Exercise objective →
Repeat the records below exactly, leaving out every picture.

- - -

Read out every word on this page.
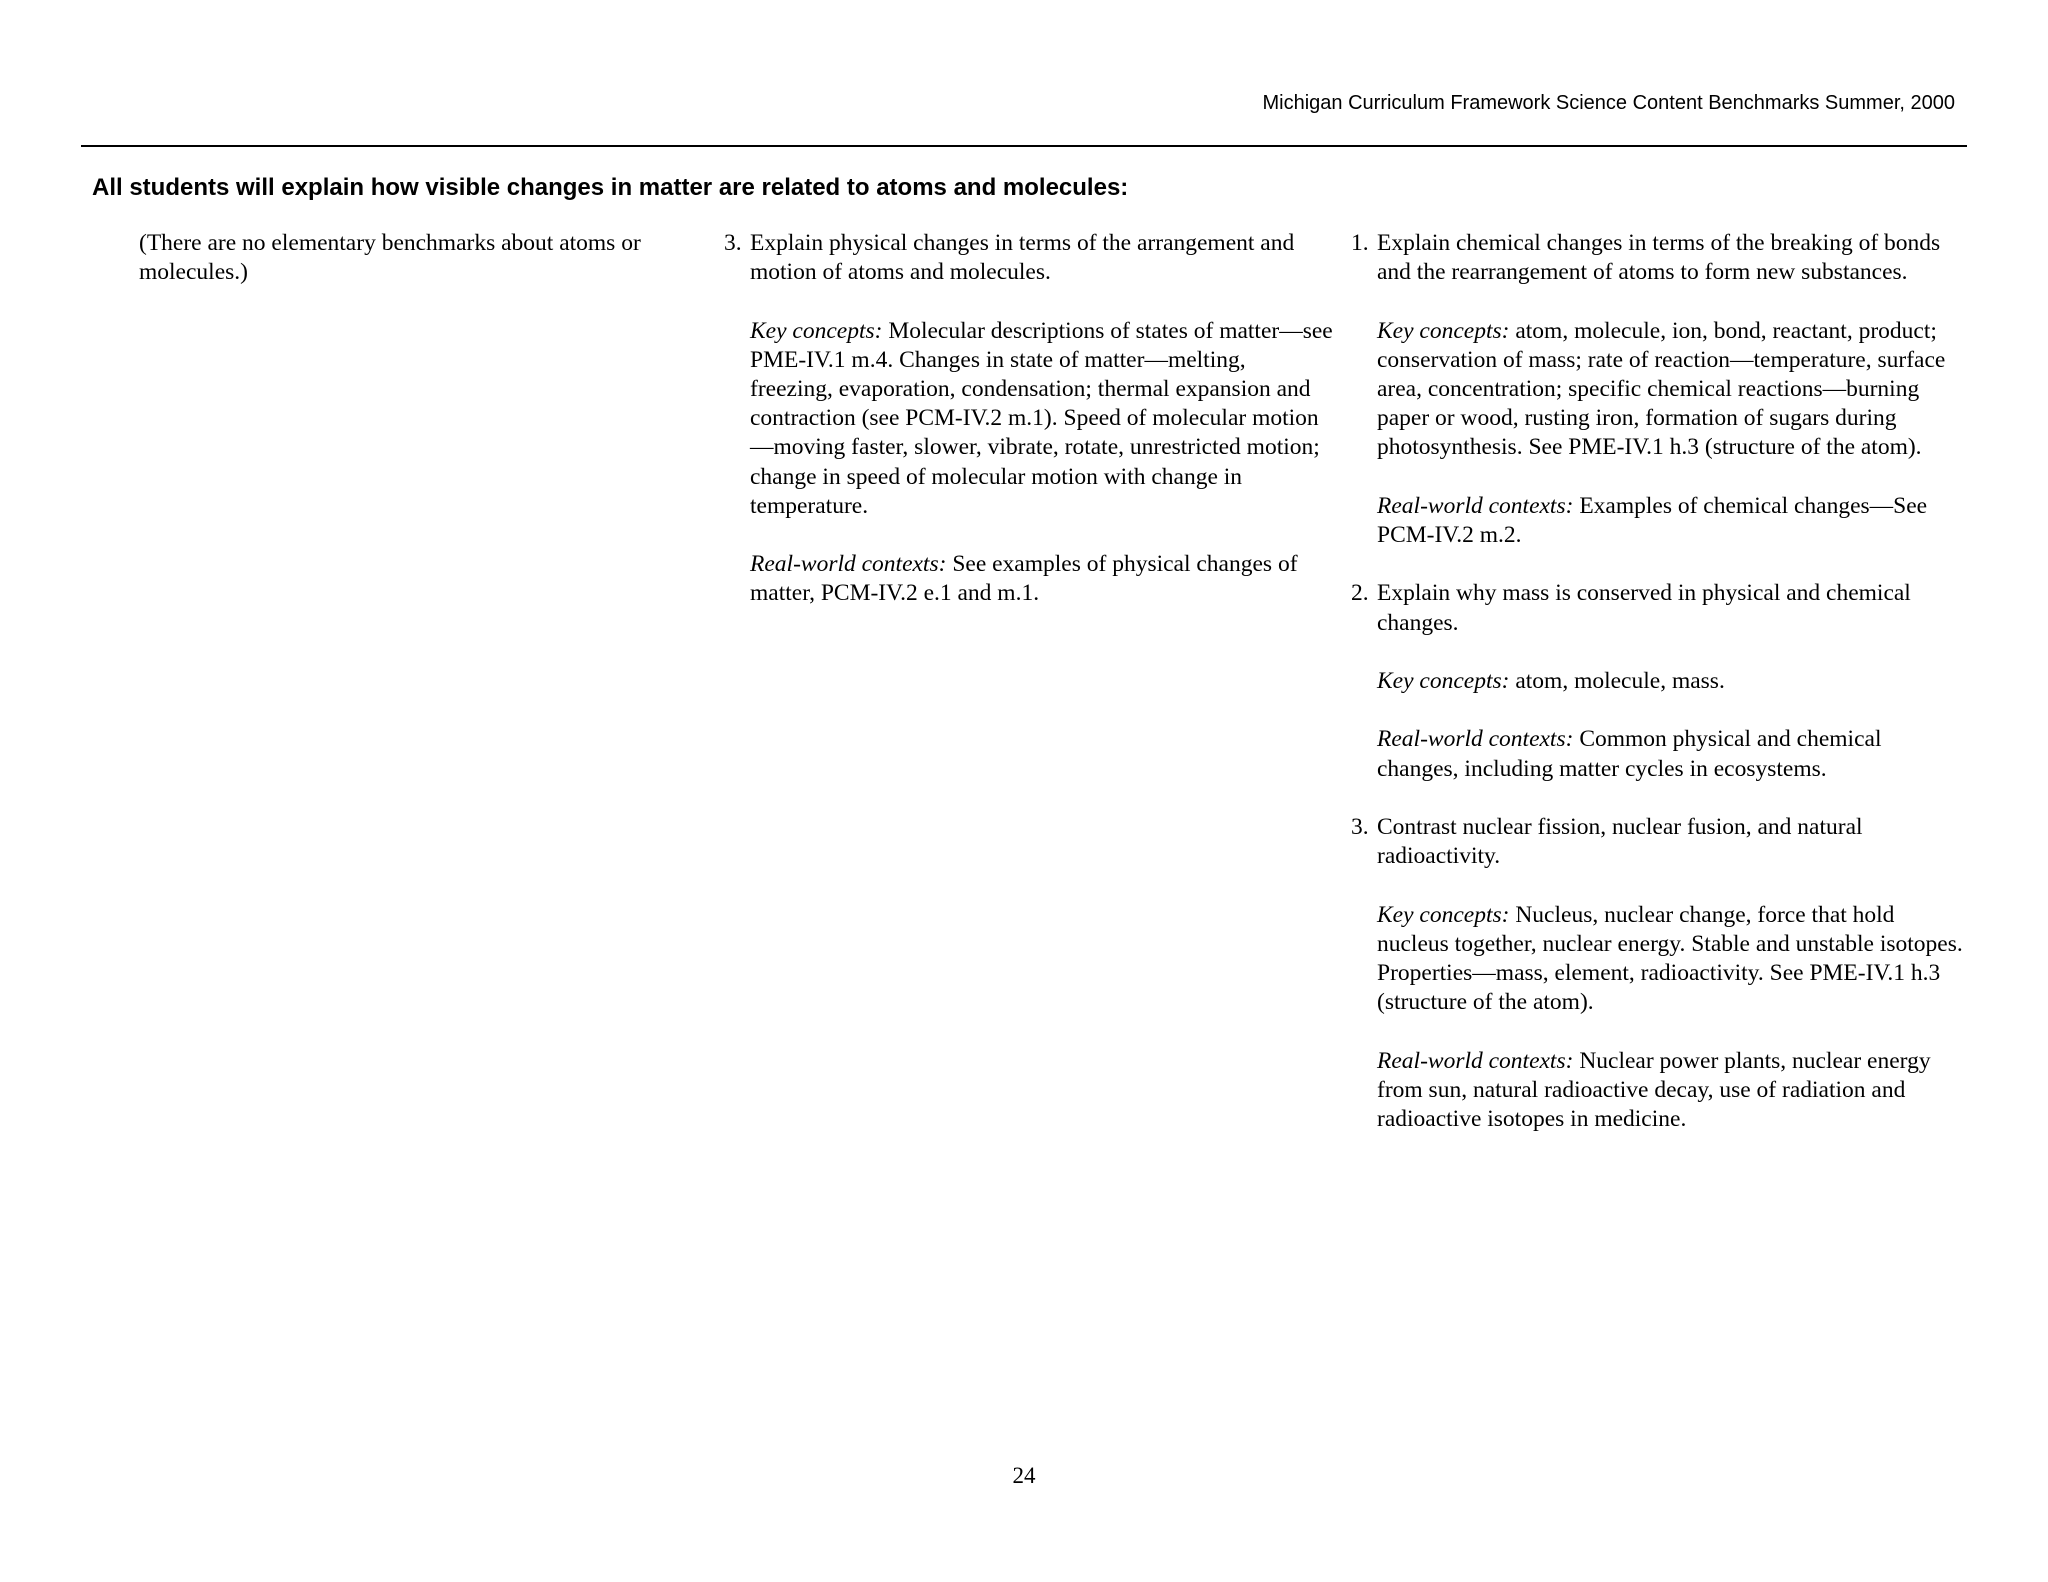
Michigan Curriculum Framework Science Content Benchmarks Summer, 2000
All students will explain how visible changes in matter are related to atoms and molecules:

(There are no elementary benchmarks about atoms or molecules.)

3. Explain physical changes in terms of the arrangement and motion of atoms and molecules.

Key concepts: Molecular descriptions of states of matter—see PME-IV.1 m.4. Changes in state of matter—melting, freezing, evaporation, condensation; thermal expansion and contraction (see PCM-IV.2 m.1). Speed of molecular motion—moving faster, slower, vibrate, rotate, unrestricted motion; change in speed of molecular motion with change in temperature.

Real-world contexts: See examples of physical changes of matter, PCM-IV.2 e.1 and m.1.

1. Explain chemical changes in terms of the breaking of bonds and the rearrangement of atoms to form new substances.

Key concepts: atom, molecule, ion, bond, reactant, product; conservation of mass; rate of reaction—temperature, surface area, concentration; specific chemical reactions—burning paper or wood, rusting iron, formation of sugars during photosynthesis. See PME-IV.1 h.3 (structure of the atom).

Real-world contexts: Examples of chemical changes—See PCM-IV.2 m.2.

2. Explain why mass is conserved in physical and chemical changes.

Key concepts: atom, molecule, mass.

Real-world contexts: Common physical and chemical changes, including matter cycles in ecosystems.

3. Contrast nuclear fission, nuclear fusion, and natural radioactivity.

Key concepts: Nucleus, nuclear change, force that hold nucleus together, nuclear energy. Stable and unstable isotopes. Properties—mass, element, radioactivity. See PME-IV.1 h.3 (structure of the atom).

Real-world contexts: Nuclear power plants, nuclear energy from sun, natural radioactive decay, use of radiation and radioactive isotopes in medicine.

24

- - -

Result for this task →
Read out every word on this page.
Michigan Curriculum Framework Science Content Benchmarks Summer, 2000
All students will explain how visible changes in matter are related to atoms and molecules:

(There are no elementary benchmarks about atoms or molecules.)

3. Explain physical changes in terms of the arrangement and motion of atoms and molecules.

Key concepts: Molecular descriptions of states of matter—see PME-IV.1 m.4. Changes in state of matter—melting, freezing, evaporation, condensation; thermal expansion and contraction (see PCM-IV.2 m.1). Speed of molecular motion—moving faster, slower, vibrate, rotate, unrestricted motion; change in speed of molecular motion with change in temperature.

Real-world contexts: See examples of physical changes of matter, PCM-IV.2 e.1 and m.1.

1. Explain chemical changes in terms of the breaking of bonds and the rearrangement of atoms to form new substances.

Key concepts: atom, molecule, ion, bond, reactant, product; conservation of mass; rate of reaction—temperature, surface area, concentration; specific chemical reactions—burning paper or wood, rusting iron, formation of sugars during photosynthesis. See PME-IV.1 h.3 (structure of the atom).

Real-world contexts: Examples of chemical changes—See PCM-IV.2 m.2.

2. Explain why mass is conserved in physical and chemical changes.

Key concepts: atom, molecule, mass.

Real-world contexts: Common physical and chemical changes, including matter cycles in ecosystems.

3. Contrast nuclear fission, nuclear fusion, and natural radioactivity.

Key concepts: Nucleus, nuclear change, force that hold nucleus together, nuclear energy. Stable and unstable isotopes. Properties—mass, element, radioactivity. See PME-IV.1 h.3 (structure of the atom).

Real-world contexts: Nuclear power plants, nuclear energy from sun, natural radioactive decay, use of radiation and radioactive isotopes in medicine.

24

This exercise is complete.